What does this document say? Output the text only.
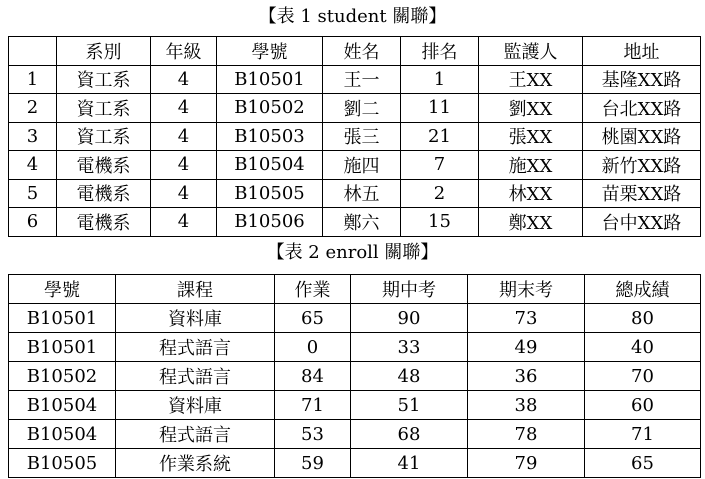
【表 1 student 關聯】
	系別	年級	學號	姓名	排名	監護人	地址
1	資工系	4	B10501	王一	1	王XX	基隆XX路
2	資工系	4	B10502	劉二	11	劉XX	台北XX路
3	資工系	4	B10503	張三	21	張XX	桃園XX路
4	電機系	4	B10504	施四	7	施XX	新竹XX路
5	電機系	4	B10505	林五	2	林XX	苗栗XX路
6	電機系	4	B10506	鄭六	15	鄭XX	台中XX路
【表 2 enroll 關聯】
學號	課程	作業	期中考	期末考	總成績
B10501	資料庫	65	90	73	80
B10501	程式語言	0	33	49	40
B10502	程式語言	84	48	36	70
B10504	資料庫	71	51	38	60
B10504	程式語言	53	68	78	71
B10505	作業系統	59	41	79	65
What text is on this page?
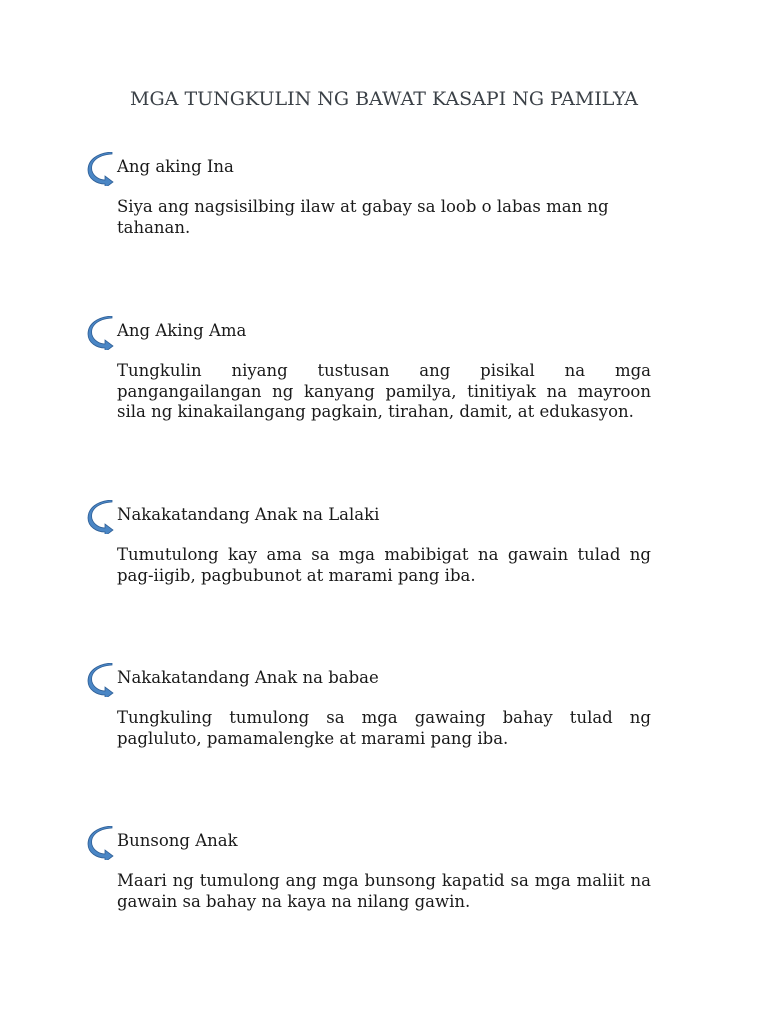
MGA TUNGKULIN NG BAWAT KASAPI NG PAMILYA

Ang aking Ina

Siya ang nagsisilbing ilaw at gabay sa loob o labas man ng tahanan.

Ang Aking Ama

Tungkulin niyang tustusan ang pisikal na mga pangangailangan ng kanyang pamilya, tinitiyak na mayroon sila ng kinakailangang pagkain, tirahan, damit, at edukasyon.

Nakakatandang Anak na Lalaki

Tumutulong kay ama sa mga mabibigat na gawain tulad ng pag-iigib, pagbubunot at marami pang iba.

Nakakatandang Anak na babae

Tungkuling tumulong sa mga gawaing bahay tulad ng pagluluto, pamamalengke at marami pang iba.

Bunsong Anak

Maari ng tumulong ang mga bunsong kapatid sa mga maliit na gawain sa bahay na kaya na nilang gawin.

----

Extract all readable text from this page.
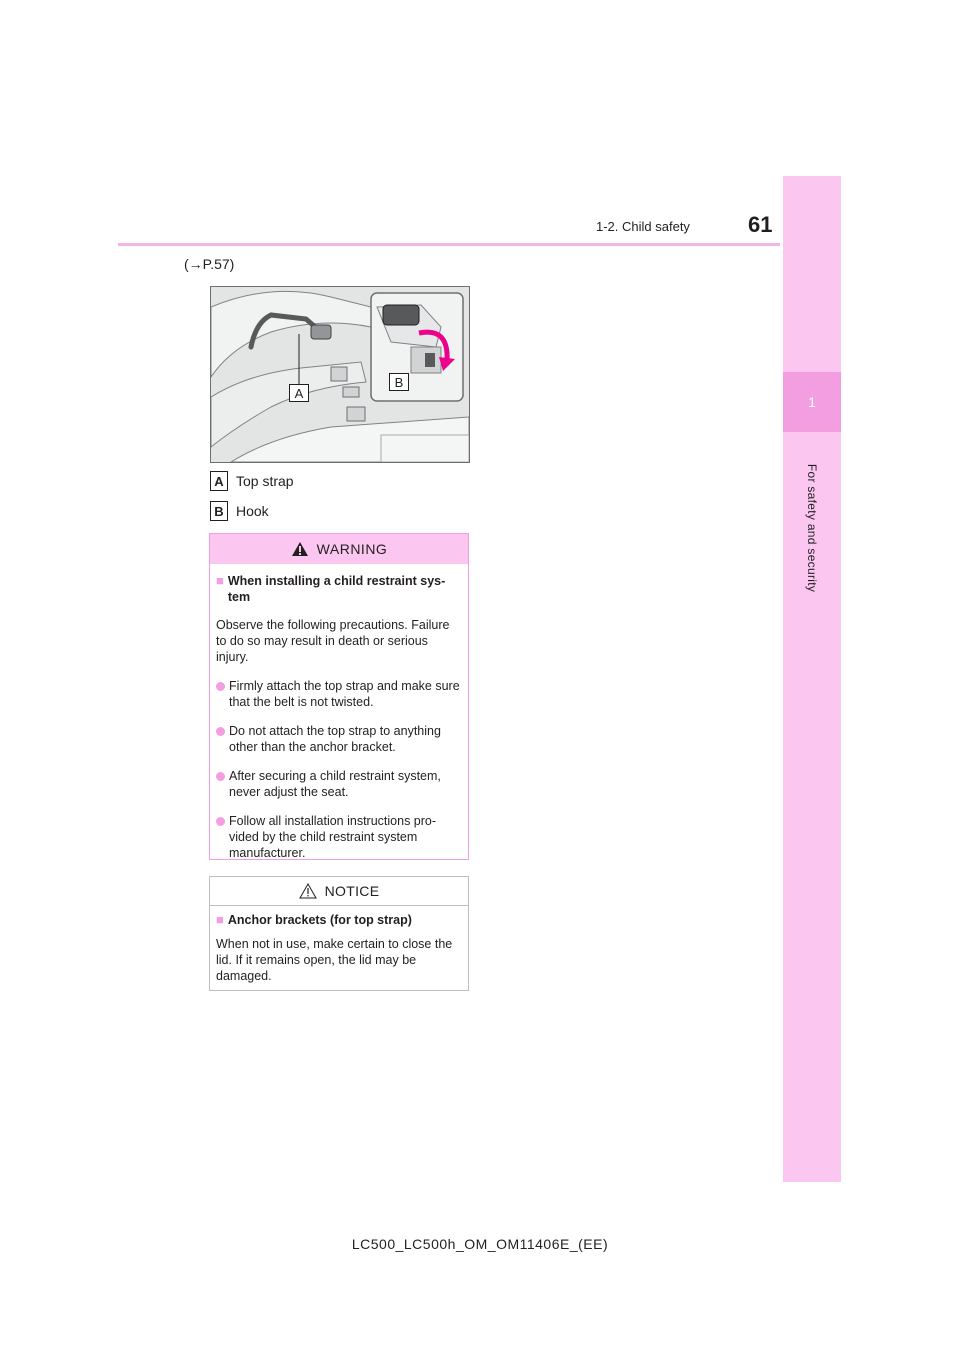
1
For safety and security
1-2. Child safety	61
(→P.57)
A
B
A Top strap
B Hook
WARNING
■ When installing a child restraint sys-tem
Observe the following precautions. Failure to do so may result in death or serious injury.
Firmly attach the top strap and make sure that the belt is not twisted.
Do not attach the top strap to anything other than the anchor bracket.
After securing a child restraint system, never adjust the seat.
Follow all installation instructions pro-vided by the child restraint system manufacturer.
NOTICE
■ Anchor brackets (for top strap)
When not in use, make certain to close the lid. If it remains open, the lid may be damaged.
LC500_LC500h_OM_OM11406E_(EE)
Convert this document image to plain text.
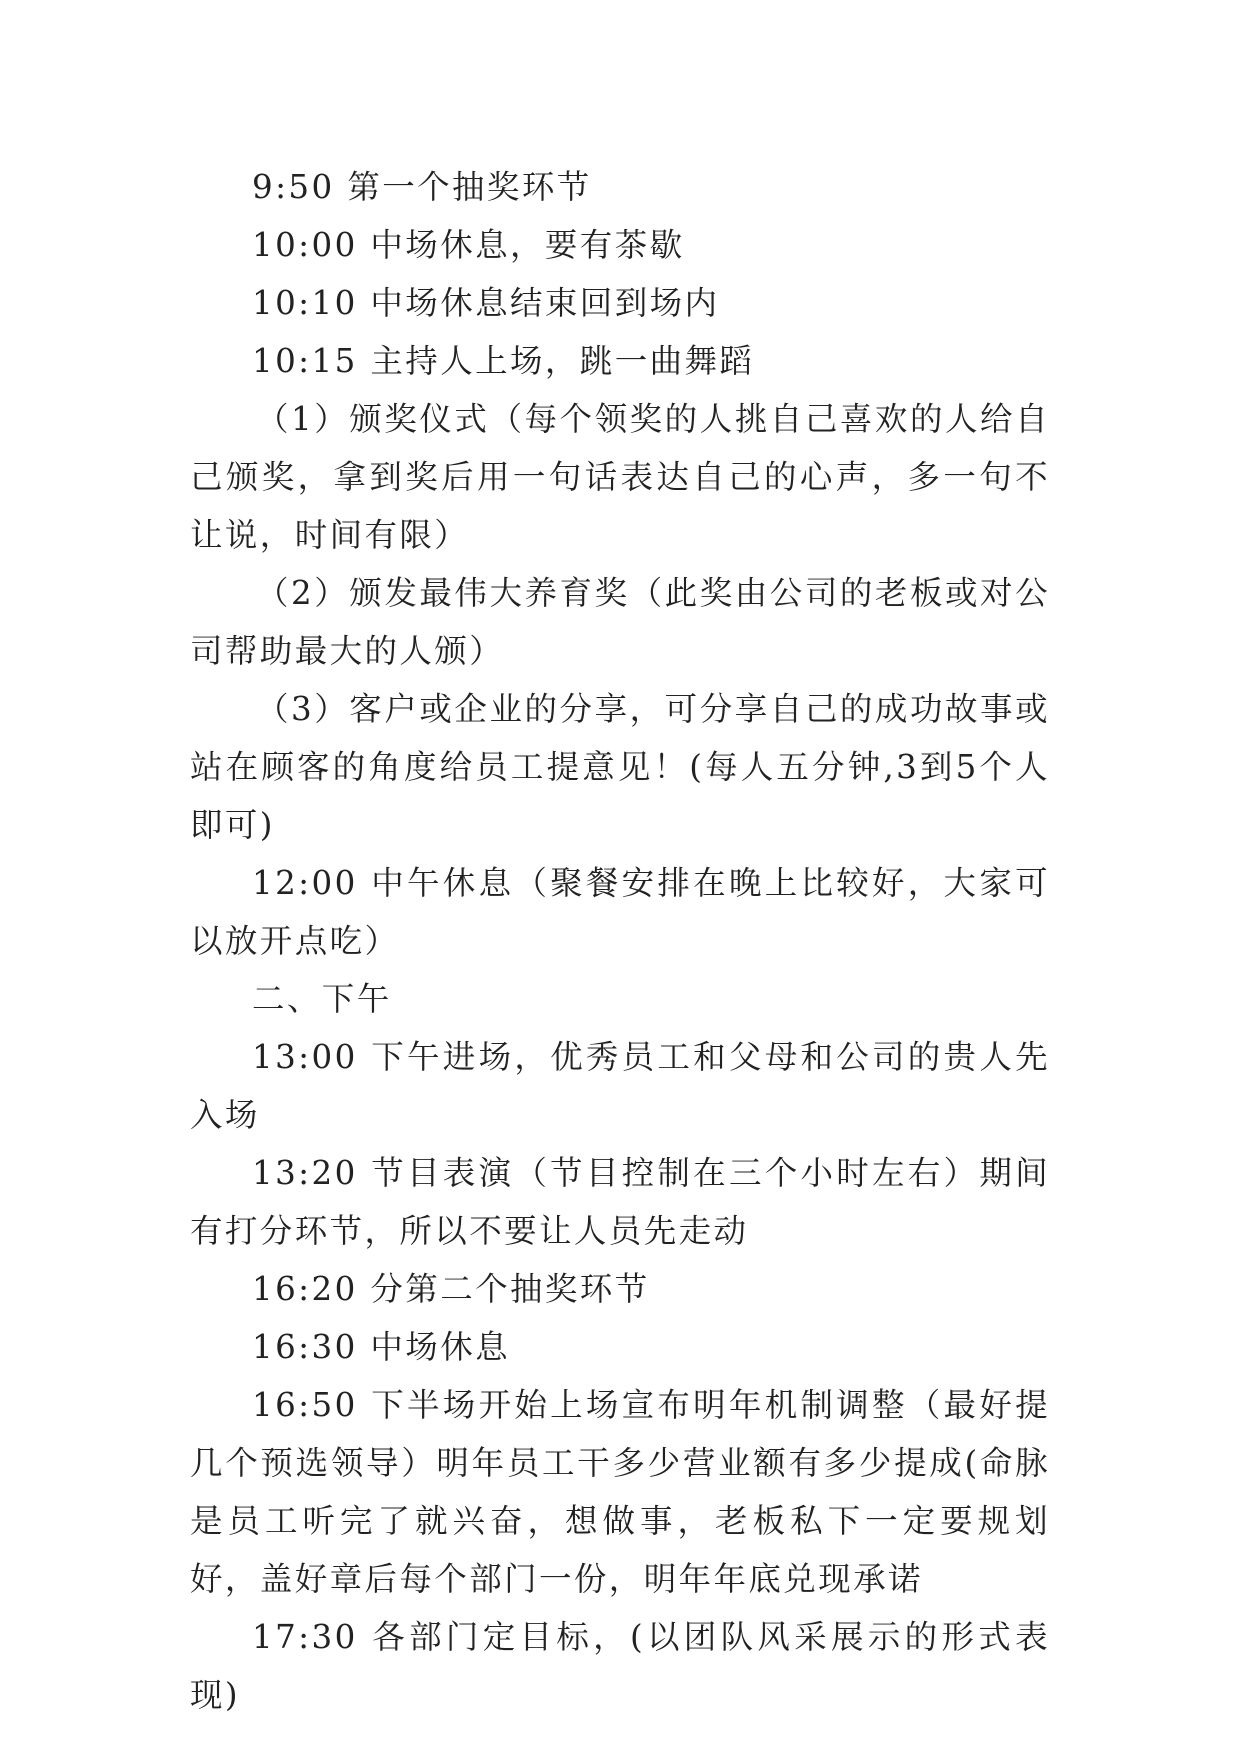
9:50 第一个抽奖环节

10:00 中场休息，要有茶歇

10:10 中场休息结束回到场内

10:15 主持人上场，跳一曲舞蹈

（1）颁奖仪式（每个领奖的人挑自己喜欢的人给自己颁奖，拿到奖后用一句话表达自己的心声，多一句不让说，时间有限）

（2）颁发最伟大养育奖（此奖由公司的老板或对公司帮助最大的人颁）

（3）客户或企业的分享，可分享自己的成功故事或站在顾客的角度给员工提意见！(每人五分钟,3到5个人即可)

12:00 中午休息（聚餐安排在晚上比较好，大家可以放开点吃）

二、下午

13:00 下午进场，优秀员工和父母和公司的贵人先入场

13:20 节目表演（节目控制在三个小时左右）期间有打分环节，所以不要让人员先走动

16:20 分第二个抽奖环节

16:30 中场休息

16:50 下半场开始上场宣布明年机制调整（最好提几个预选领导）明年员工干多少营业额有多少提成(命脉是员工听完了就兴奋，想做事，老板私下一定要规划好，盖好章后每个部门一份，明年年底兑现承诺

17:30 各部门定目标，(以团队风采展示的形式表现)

----

PROBLEM TO SOLVE :: Reply with nothing except the number of lines in the listing above that include the string "What".

COMPLETE OUTPUT :: 2